== Dataset entries

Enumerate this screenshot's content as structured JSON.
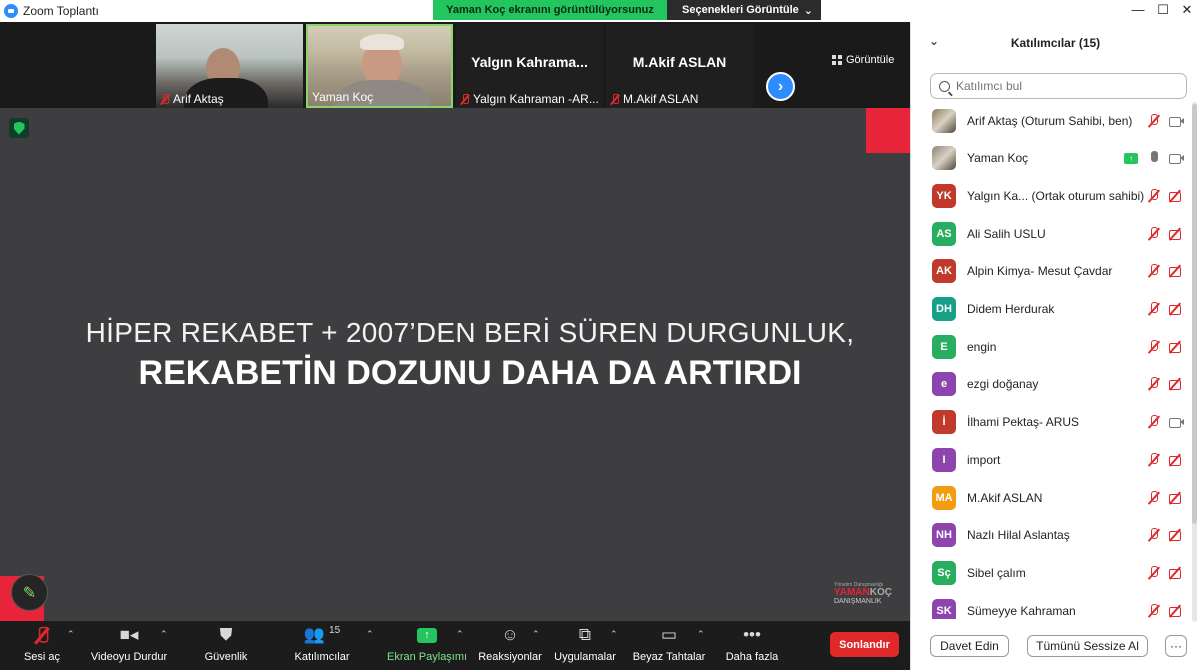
{
  "window": {
    "title": "Zoom Toplantı"
  },
  "share_banner": {
    "text": "Yaman Koç  ekranını görüntülüyorsunuz",
    "view_options": "Seçenekleri Görüntüle"
  },
  "strip": {
    "tiles": [
      {
        "name": "Arif Aktaş",
        "type": "video"
      },
      {
        "name": "Yaman Koç",
        "type": "video"
      },
      {
        "center_name": "Yalgın  Kahrama...",
        "name": "Yalgın Kahraman -AR..."
      },
      {
        "center_name": "M.Akif ASLAN",
        "name": "M.Akif ASLAN"
      }
    ],
    "view_label": "Görüntüle"
  },
  "slide": {
    "line1": "HİPER REKABET + 2007’DEN BERİ SÜREN DURGUNLUK,",
    "line2": "REKABETİN DOZUNU DAHA DA ARTIRDI",
    "logo": {
      "small": "Yönetim Danışmanlığı",
      "brand_a": "YAMAN",
      "brand_b": "KOÇ",
      "sub": "DANIŞMANLIK"
    }
  },
  "toolbar": {
    "unmute": "Sesi aç",
    "stop_video": "Videoyu Durdur",
    "security": "Güvenlik",
    "participants": "Katılımcılar",
    "participants_count": "15",
    "share": "Ekran Paylaşımı",
    "reactions": "Reaksiyonlar",
    "apps": "Uygulamalar",
    "whiteboard": "Beyaz Tahtalar",
    "more": "Daha fazla",
    "end": "Sonlandır"
  },
  "panel": {
    "title": "Katılımcılar (15)",
    "search_placeholder": "Katılımcı bul",
    "participants": [
      {
        "name": "Arif Aktaş (Oturum Sahibi, ben)",
        "avatar": "",
        "color": "#8a7a5c",
        "photo": true,
        "mic": "muted",
        "cam": "on"
      },
      {
        "name": "Yaman Koç",
        "avatar": "",
        "color": "#8c8577",
        "photo": true,
        "mic": "on",
        "cam": "on",
        "sharing": true
      },
      {
        "name": "Yalgın Ka... (Ortak oturum sahibi)",
        "avatar": "YK",
        "color": "#c0392b",
        "mic": "muted",
        "cam": "off"
      },
      {
        "name": "Ali Salih USLU",
        "avatar": "AS",
        "color": "#27ae60",
        "mic": "muted",
        "cam": "off"
      },
      {
        "name": "Alpin Kimya- Mesut Çavdar",
        "avatar": "AK",
        "color": "#c0392b",
        "mic": "muted",
        "cam": "off"
      },
      {
        "name": "Didem Herdurak",
        "avatar": "DH",
        "color": "#16a085",
        "mic": "muted",
        "cam": "off"
      },
      {
        "name": "engin",
        "avatar": "E",
        "color": "#27ae60",
        "mic": "muted",
        "cam": "off"
      },
      {
        "name": "ezgi doğanay",
        "avatar": "e",
        "color": "#8e44ad",
        "mic": "muted",
        "cam": "off"
      },
      {
        "name": "İlhami Pektaş- ARUS",
        "avatar": "İ",
        "color": "#c0392b",
        "mic": "muted",
        "cam": "on"
      },
      {
        "name": "import",
        "avatar": "I",
        "color": "#8e44ad",
        "mic": "muted",
        "cam": "off"
      },
      {
        "name": "M.Akif ASLAN",
        "avatar": "MA",
        "color": "#f39c12",
        "mic": "muted",
        "cam": "off"
      },
      {
        "name": "Nazlı Hilal Aslantaş",
        "avatar": "NH",
        "color": "#8e44ad",
        "mic": "muted",
        "cam": "off"
      },
      {
        "name": "Sibel çalım",
        "avatar": "Sç",
        "color": "#27ae60",
        "mic": "muted",
        "cam": "off"
      },
      {
        "name": "Sümeyye Kahraman",
        "avatar": "SK",
        "color": "#8e44ad",
        "mic": "muted",
        "cam": "off"
      }
    ],
    "invite": "Davet Edin",
    "mute_all": "Tümünü Sessize Al",
    "more": "···"
  }
}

====

Go through the preceding material and copy each line that has the word "Kahraman".

        "name": "Yalgın Kahraman -AR..."
        "name": "Sümeyye Kahraman",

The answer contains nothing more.